Wherever the word "данные" appears in a line, extract that line.

[START Provided material]

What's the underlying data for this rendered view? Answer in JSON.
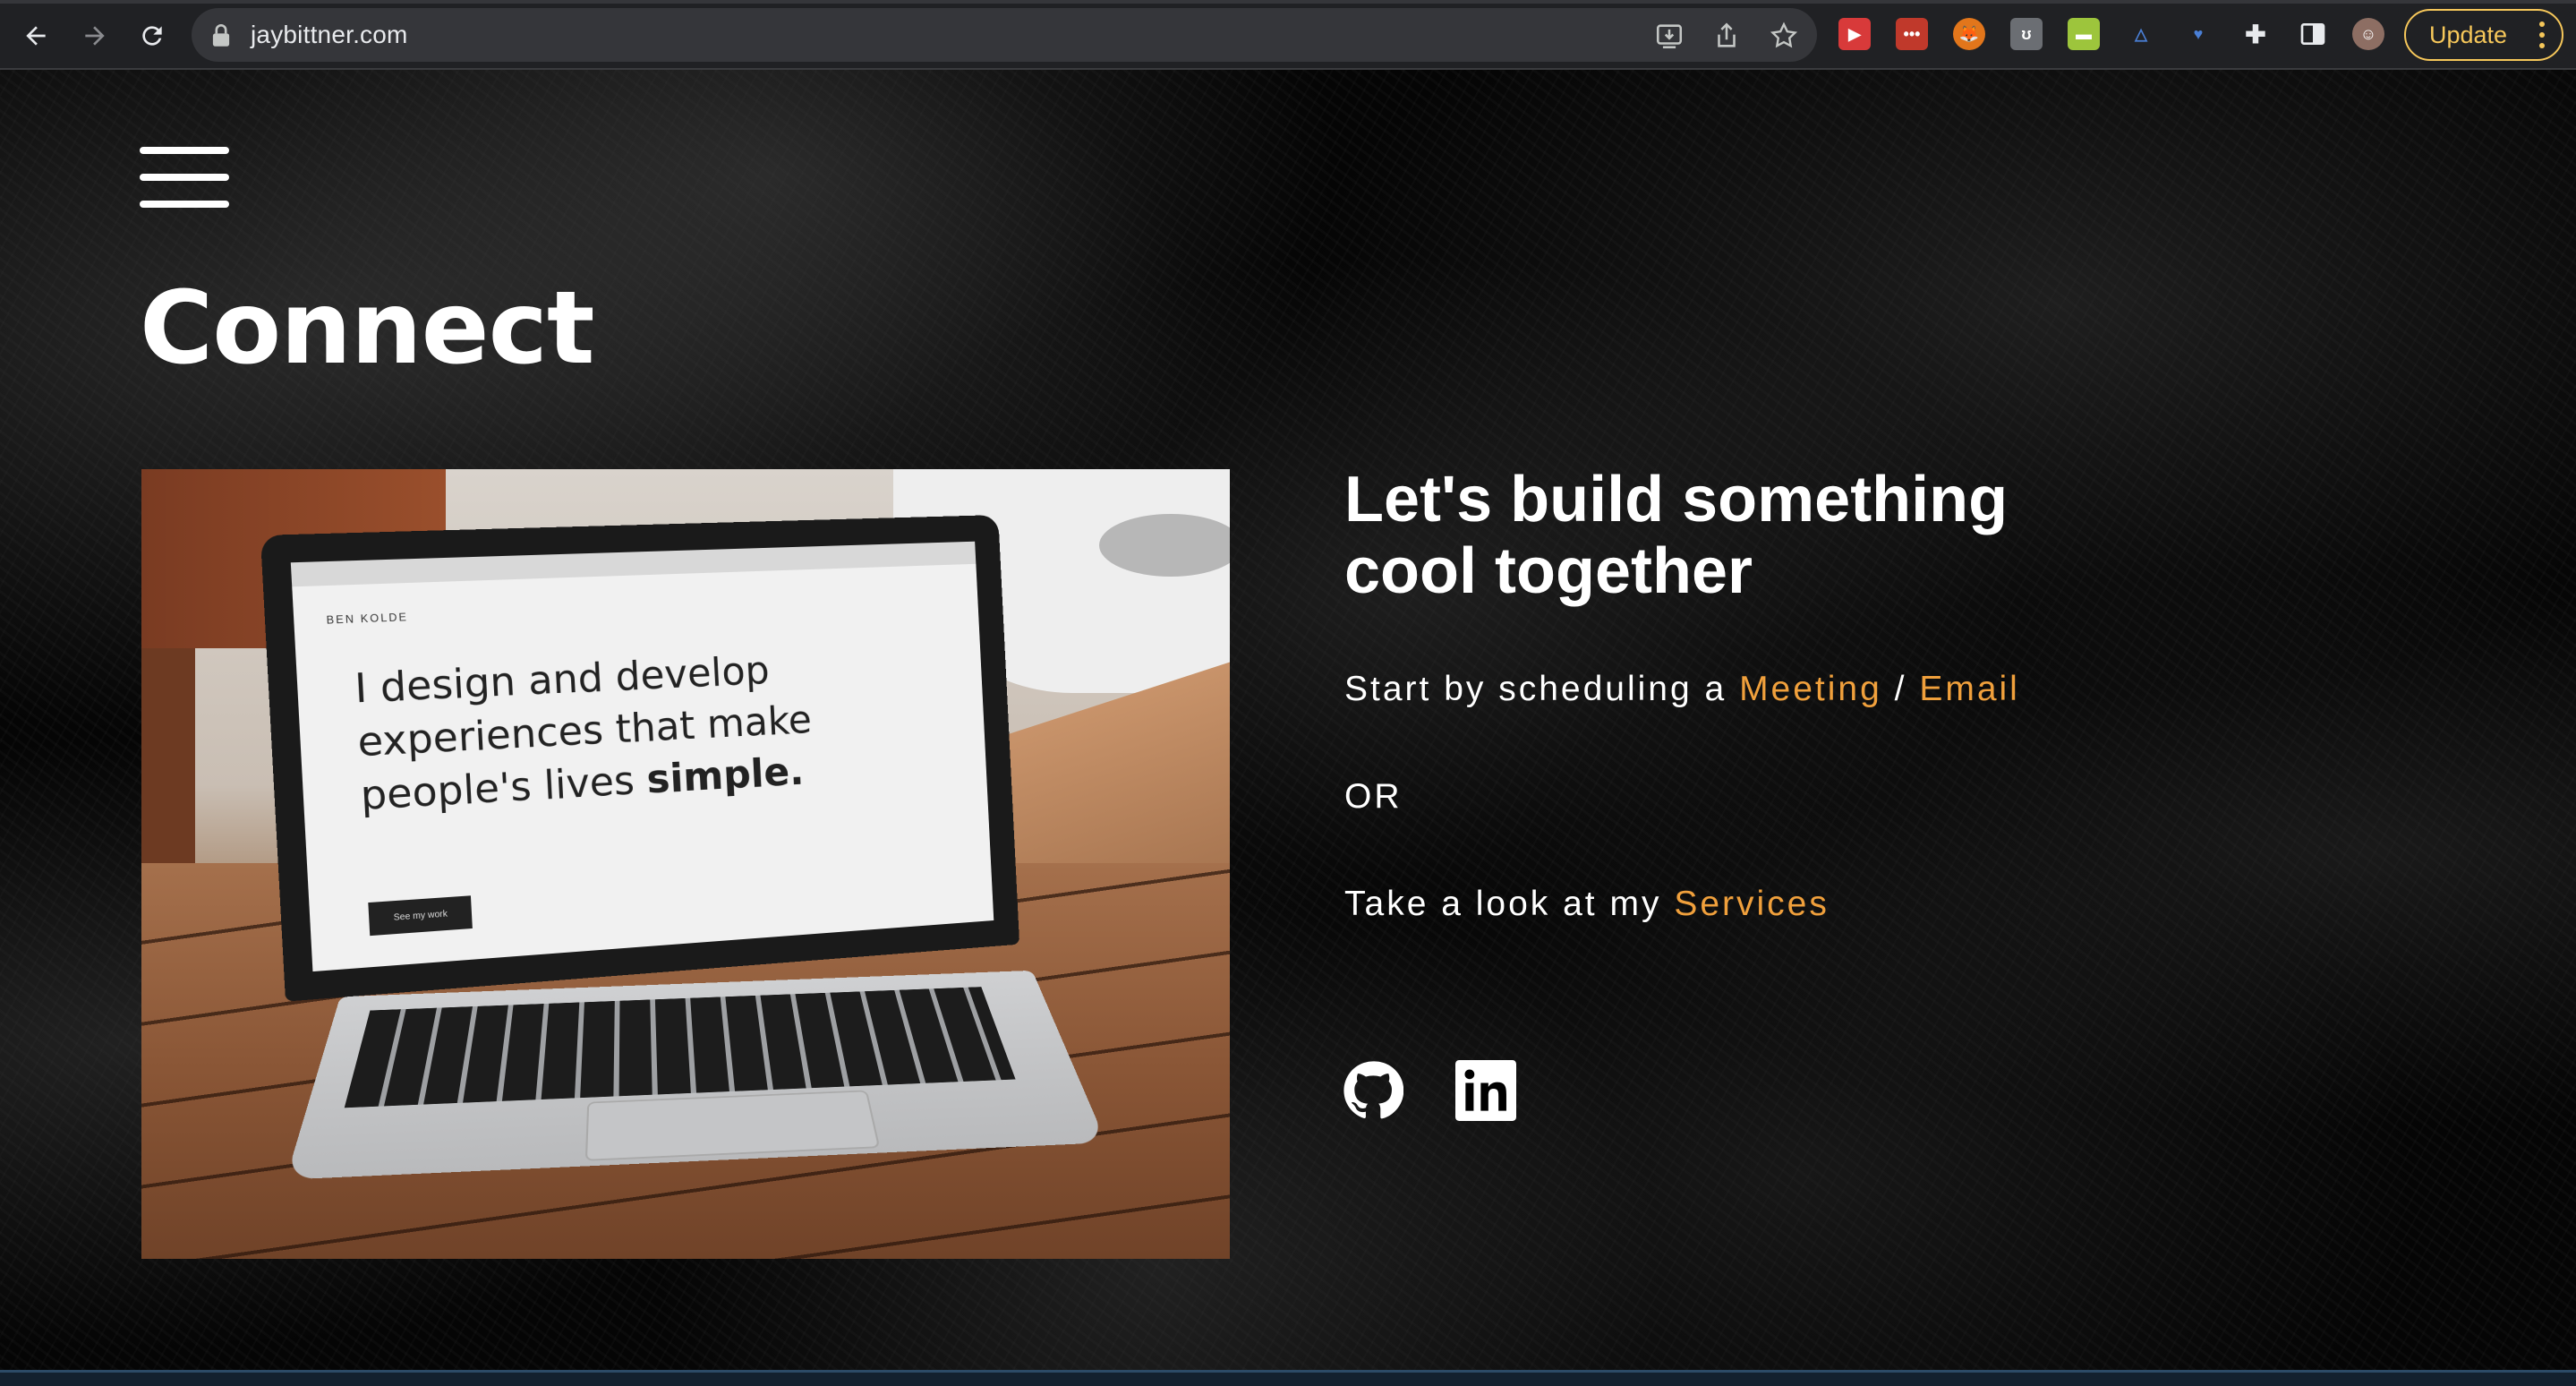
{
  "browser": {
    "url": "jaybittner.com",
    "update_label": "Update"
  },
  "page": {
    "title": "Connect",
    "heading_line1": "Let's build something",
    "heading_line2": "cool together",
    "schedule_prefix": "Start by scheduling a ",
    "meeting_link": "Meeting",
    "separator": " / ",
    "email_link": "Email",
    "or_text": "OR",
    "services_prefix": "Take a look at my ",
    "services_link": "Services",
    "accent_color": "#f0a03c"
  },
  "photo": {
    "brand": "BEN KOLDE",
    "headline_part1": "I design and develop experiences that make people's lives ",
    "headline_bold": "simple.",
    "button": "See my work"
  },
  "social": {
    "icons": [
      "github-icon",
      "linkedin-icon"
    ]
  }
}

[END Provided material]
[START Provided material]

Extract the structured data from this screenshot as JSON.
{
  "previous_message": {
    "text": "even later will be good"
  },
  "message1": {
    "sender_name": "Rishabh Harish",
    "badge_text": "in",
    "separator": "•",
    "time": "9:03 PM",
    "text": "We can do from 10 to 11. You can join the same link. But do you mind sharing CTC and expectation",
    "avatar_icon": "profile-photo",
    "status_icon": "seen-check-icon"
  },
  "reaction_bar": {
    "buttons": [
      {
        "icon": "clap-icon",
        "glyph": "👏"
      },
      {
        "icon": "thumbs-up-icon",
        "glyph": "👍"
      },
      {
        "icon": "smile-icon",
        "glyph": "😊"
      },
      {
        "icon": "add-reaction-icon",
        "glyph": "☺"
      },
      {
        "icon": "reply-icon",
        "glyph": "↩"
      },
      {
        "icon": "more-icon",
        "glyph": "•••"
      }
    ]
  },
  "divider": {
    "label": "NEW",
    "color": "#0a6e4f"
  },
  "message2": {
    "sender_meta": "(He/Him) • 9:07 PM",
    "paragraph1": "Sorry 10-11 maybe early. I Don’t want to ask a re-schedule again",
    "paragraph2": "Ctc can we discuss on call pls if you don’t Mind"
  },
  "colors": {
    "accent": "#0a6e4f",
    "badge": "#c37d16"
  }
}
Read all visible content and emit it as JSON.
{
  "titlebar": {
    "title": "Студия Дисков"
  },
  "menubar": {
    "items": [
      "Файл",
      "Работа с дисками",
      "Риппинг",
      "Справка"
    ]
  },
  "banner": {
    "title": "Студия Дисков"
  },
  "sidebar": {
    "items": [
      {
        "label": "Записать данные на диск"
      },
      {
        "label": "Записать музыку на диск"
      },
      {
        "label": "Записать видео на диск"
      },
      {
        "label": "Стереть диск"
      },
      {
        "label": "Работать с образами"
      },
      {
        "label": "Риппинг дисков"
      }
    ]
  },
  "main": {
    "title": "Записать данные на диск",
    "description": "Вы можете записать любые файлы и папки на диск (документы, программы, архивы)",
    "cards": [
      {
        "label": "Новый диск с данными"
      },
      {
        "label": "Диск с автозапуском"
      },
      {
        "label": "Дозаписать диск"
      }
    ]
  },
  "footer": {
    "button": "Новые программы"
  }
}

[END Provided material]
[START Provided material]

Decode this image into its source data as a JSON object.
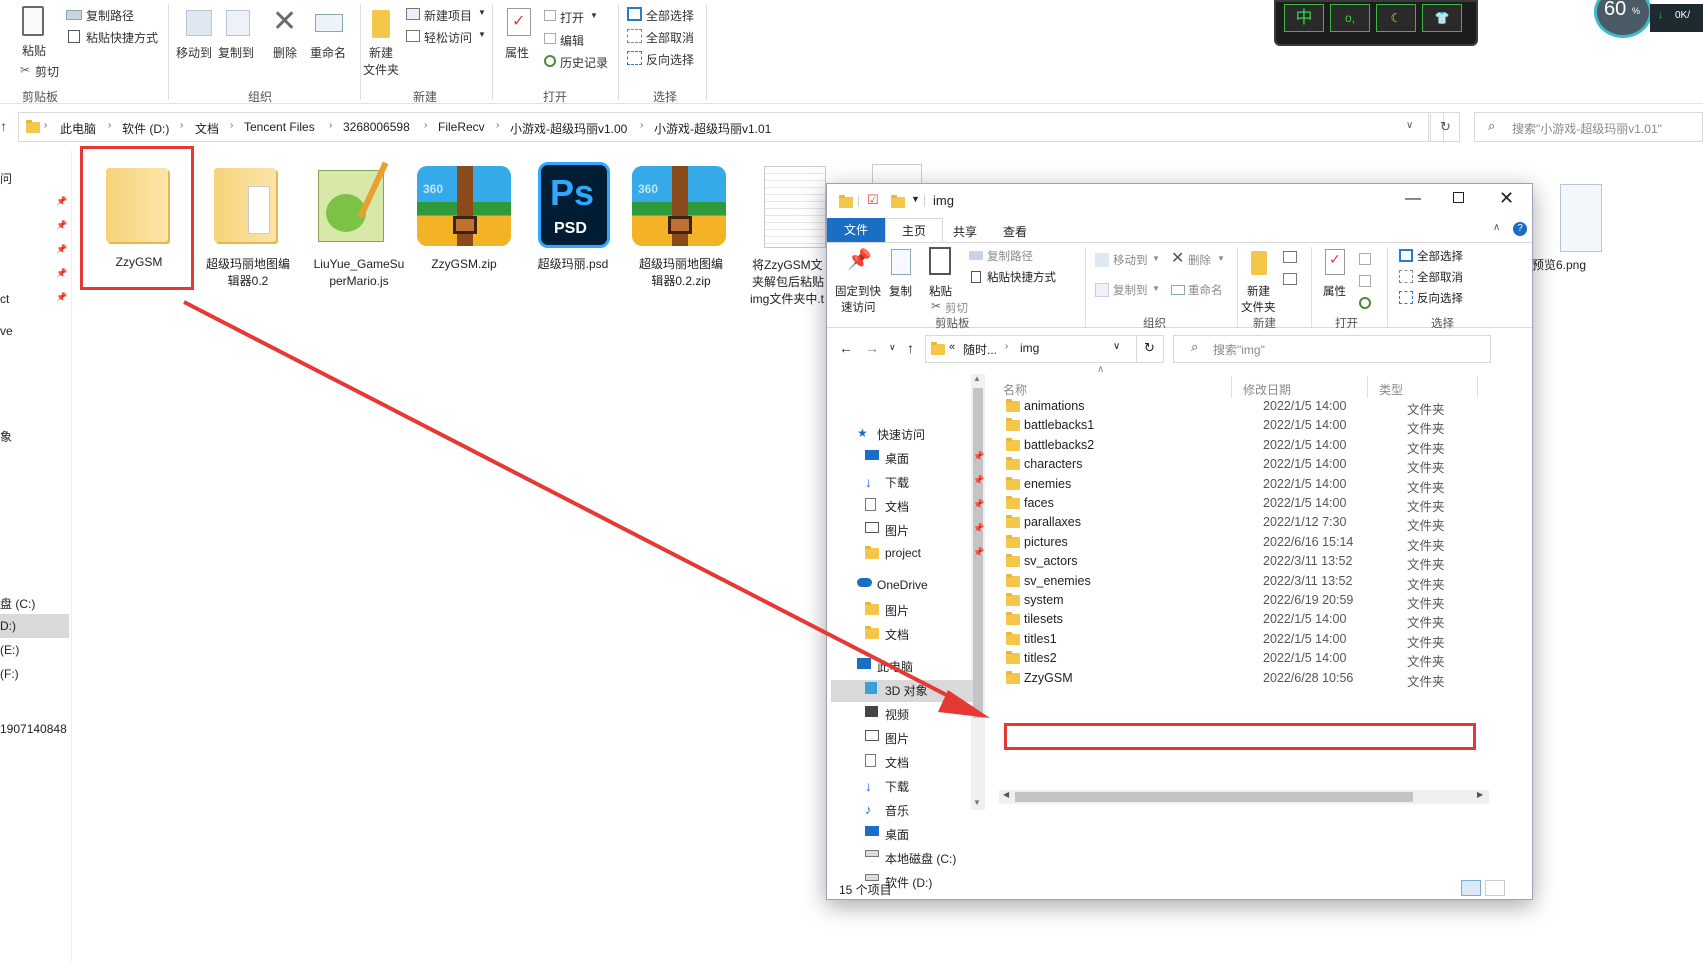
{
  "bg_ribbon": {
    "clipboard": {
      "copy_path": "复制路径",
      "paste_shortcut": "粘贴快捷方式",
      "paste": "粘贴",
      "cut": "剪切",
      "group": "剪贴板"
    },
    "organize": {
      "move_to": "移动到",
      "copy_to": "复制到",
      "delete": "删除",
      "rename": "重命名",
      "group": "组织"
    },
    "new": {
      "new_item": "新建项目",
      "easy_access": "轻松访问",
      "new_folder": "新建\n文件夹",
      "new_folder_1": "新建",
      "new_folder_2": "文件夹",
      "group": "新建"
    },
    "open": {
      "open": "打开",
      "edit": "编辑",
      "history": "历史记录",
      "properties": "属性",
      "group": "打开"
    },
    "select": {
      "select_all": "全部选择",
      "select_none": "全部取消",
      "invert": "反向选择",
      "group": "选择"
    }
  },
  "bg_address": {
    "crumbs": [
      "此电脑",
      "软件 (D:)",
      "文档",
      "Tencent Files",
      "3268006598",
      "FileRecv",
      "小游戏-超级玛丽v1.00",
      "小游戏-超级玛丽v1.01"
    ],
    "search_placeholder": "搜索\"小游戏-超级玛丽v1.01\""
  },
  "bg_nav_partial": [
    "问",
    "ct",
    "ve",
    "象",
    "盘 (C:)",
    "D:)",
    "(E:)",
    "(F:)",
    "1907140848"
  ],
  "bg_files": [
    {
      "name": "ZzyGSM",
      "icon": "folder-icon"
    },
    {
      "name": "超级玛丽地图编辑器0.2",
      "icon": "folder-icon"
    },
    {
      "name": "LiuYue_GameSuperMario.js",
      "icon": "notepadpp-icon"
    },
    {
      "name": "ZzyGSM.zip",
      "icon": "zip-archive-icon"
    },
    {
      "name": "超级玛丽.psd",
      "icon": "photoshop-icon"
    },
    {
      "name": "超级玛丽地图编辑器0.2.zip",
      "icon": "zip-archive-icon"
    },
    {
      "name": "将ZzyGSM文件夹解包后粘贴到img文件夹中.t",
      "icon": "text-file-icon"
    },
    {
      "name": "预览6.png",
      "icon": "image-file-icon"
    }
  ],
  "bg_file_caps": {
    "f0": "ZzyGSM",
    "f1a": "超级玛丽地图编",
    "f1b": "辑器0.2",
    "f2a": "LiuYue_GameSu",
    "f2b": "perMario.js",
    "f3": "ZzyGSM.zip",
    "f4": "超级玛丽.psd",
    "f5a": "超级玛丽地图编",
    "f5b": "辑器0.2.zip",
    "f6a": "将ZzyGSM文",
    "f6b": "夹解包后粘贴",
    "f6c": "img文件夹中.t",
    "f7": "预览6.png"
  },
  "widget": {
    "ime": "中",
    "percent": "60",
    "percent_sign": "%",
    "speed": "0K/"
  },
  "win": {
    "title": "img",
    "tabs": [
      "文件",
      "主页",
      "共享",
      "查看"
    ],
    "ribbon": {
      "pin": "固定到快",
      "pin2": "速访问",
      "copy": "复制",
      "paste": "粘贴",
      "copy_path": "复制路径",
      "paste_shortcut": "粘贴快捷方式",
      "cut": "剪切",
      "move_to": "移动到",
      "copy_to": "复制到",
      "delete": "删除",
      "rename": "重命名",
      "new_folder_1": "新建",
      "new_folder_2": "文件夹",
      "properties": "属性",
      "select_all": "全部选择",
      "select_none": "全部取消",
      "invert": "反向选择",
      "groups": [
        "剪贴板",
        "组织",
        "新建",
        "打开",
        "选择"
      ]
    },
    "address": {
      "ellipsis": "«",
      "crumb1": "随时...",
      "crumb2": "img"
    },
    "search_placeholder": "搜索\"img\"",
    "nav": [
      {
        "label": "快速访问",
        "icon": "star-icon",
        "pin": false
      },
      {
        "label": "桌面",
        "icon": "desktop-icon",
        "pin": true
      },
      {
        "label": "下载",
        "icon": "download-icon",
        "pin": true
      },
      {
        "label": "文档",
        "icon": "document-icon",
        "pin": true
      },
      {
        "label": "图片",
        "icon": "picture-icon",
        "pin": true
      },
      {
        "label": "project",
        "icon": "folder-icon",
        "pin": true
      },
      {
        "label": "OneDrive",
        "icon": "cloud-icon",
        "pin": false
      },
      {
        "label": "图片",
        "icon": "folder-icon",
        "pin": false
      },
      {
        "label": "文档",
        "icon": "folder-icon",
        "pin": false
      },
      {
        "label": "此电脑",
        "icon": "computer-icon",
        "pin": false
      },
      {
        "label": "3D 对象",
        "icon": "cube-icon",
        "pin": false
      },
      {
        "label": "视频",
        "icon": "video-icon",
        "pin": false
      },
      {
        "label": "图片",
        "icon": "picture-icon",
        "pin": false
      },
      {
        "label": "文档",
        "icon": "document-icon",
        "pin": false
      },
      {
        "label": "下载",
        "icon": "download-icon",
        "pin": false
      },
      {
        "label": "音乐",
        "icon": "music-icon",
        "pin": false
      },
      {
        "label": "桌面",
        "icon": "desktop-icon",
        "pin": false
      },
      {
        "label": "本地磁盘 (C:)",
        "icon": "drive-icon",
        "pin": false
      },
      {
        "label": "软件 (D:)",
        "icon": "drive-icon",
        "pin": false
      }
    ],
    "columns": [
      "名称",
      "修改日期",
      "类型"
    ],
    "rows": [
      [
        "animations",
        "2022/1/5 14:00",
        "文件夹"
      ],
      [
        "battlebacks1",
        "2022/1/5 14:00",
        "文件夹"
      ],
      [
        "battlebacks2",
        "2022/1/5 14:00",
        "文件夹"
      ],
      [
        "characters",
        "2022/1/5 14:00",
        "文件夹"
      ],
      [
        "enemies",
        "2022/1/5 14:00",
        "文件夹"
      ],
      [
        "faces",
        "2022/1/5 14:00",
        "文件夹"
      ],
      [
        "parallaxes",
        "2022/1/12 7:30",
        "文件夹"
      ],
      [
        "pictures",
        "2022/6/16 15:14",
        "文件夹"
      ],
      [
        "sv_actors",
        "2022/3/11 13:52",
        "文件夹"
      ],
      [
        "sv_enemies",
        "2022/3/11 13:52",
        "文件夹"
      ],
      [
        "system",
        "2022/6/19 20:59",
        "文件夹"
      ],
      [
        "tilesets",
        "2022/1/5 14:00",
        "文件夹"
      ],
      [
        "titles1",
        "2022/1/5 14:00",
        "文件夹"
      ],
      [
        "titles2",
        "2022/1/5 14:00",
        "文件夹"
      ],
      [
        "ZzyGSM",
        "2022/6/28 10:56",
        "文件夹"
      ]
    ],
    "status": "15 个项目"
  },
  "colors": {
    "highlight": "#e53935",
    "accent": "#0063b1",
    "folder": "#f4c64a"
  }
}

[END Provided material]

Complete answer:
        "label": "Записать данные на диск"
    "title": "Записать данные на диск",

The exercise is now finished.